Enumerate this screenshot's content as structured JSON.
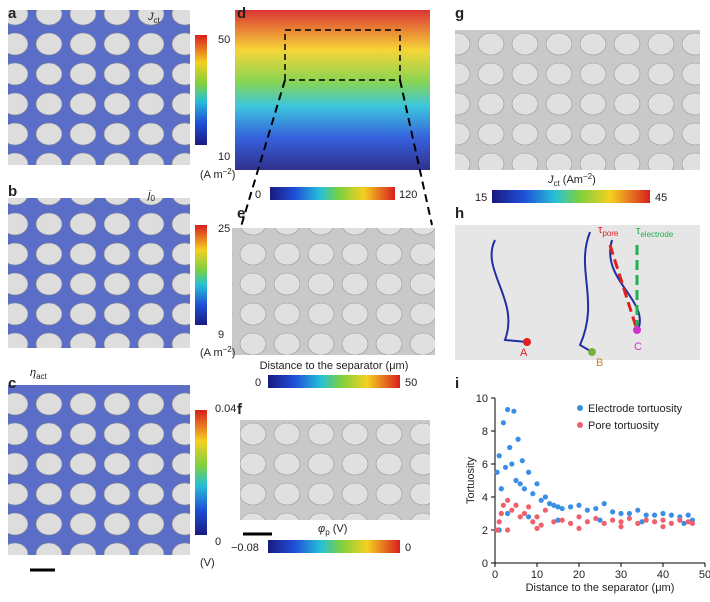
{
  "panels": {
    "a": {
      "label": "a",
      "symbol": "J",
      "sub": "ct",
      "cb_max": "50",
      "cb_min": "10",
      "unit": "(A m",
      "unit_sup": "−2",
      "unit_end": ")"
    },
    "b": {
      "label": "b",
      "symbol": "j",
      "sub": "0",
      "cb_max": "25",
      "cb_min": "9",
      "unit": "(A m",
      "unit_sup": "−2",
      "unit_end": ")"
    },
    "c": {
      "label": "c",
      "symbol": "η",
      "sub": "act",
      "cb_max": "0.04",
      "cb_min": "0",
      "unit": "(V)"
    },
    "d": {
      "label": "d",
      "cb_min": "0",
      "cb_max": "120"
    },
    "e": {
      "label": "e",
      "caption": "Distance to the separator (μm)",
      "cb_min": "0",
      "cb_max": "50"
    },
    "f": {
      "label": "f",
      "symbol": "φ",
      "sub": "p",
      "unit": " (V)",
      "cb_min": "−0.08",
      "cb_max": "0"
    },
    "g": {
      "label": "g",
      "symbol": "J",
      "sub": "ct",
      "unit": " (Am",
      "unit_sup": "−2",
      "unit_end": ")",
      "cb_min": "15",
      "cb_max": "45"
    },
    "h": {
      "label": "h",
      "tau_pore_sym": "τ",
      "tau_pore_sub": "pore",
      "tau_el_sym": "τ",
      "tau_el_sub": "electrode",
      "point_a": "A",
      "point_b": "B",
      "point_c": "C"
    },
    "i": {
      "label": "i"
    }
  },
  "chart_data": {
    "type": "scatter",
    "xlabel": "Distance to the separator (μm)",
    "ylabel": "Tortuosity",
    "xlim": [
      0,
      50
    ],
    "ylim": [
      0,
      10
    ],
    "xticks": [
      0,
      10,
      20,
      30,
      40,
      50
    ],
    "yticks": [
      0,
      2,
      4,
      6,
      8,
      10
    ],
    "legend": "upper right",
    "series": [
      {
        "name": "Electrode tortuosity",
        "color": "#3a8ee6",
        "x": [
          0.5,
          1,
          1.5,
          2,
          2.5,
          3,
          3.5,
          4,
          4.5,
          5,
          5.5,
          6,
          6.5,
          7,
          8,
          9,
          10,
          11,
          12,
          13,
          14,
          15,
          16,
          18,
          20,
          22,
          24,
          26,
          28,
          30,
          32,
          34,
          36,
          38,
          40,
          42,
          44,
          46,
          47,
          1,
          3,
          8,
          15,
          25,
          35,
          45
        ],
        "y": [
          5.5,
          6.5,
          4.5,
          8.5,
          5.8,
          9.3,
          7,
          6,
          9.2,
          5,
          7.5,
          4.8,
          6.2,
          4.5,
          5.5,
          4.2,
          4.8,
          3.8,
          4,
          3.6,
          3.5,
          3.4,
          3.3,
          3.4,
          3.5,
          3.2,
          3.3,
          3.6,
          3.1,
          3,
          3,
          3.2,
          2.9,
          2.9,
          3,
          2.9,
          2.8,
          2.9,
          2.6,
          2,
          3,
          2.8,
          2.6,
          2.6,
          2.5,
          2.4
        ]
      },
      {
        "name": "Pore tortuosity",
        "color": "#f0606a",
        "x": [
          0.5,
          1,
          1.5,
          2,
          3,
          4,
          5,
          6,
          7,
          8,
          9,
          10,
          11,
          12,
          14,
          16,
          18,
          20,
          22,
          24,
          26,
          28,
          30,
          32,
          34,
          36,
          38,
          40,
          42,
          44,
          46,
          47,
          3,
          10,
          20,
          30,
          40
        ],
        "y": [
          2,
          2.5,
          3,
          3.5,
          3.8,
          3.2,
          3.5,
          2.8,
          3,
          3.4,
          2.5,
          2.8,
          2.3,
          3.2,
          2.5,
          2.6,
          2.4,
          2.8,
          2.5,
          2.7,
          2.4,
          2.6,
          2.5,
          2.7,
          2.4,
          2.6,
          2.5,
          2.6,
          2.4,
          2.6,
          2.5,
          2.4,
          2,
          2.1,
          2.1,
          2.2,
          2.2
        ]
      }
    ]
  }
}
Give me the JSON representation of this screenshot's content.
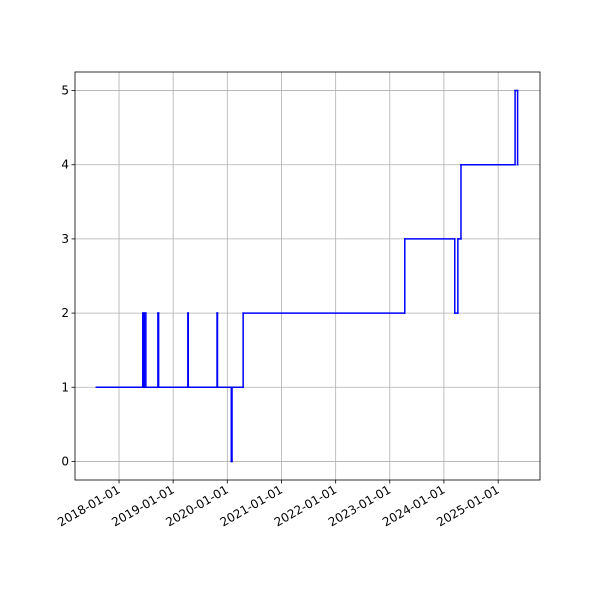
{
  "chart_data": {
    "type": "step",
    "x": [
      "2017-08-01",
      "2018-06-10",
      "2018-06-18",
      "2018-06-22",
      "2018-07-01",
      "2018-09-20",
      "2018-09-25",
      "2019-04-10",
      "2019-04-13",
      "2019-10-24",
      "2019-10-27",
      "2020-01-28",
      "2020-02-02",
      "2020-04-17",
      "2023-04-12",
      "2024-03-14",
      "2024-04-04",
      "2024-04-25",
      "2025-04-25",
      "2025-05-12"
    ],
    "series": [
      {
        "color": "#0000ff",
        "values": [
          1,
          2,
          1,
          2,
          1,
          2,
          1,
          2,
          1,
          2,
          1,
          0,
          1,
          2,
          3,
          2,
          3,
          4,
          5,
          4
        ]
      }
    ],
    "xlim": [
      "2017-03-10",
      "2025-10-10"
    ],
    "xticks": [
      "2018-01-01",
      "2019-01-01",
      "2020-01-01",
      "2021-01-01",
      "2022-01-01",
      "2023-01-01",
      "2024-01-01",
      "2025-01-01"
    ],
    "ylim": [
      -0.25,
      5.25
    ],
    "yticks": [
      0,
      1,
      2,
      3,
      4,
      5
    ],
    "grid": true
  }
}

· · · ·

Required work:
Extract each line from the listing that holds the word "symbol".

Exercise output:
      "symbol": "J",
      "symbol": "j",
      "symbol": "η",
      "symbol": "φ",
      "symbol": "J",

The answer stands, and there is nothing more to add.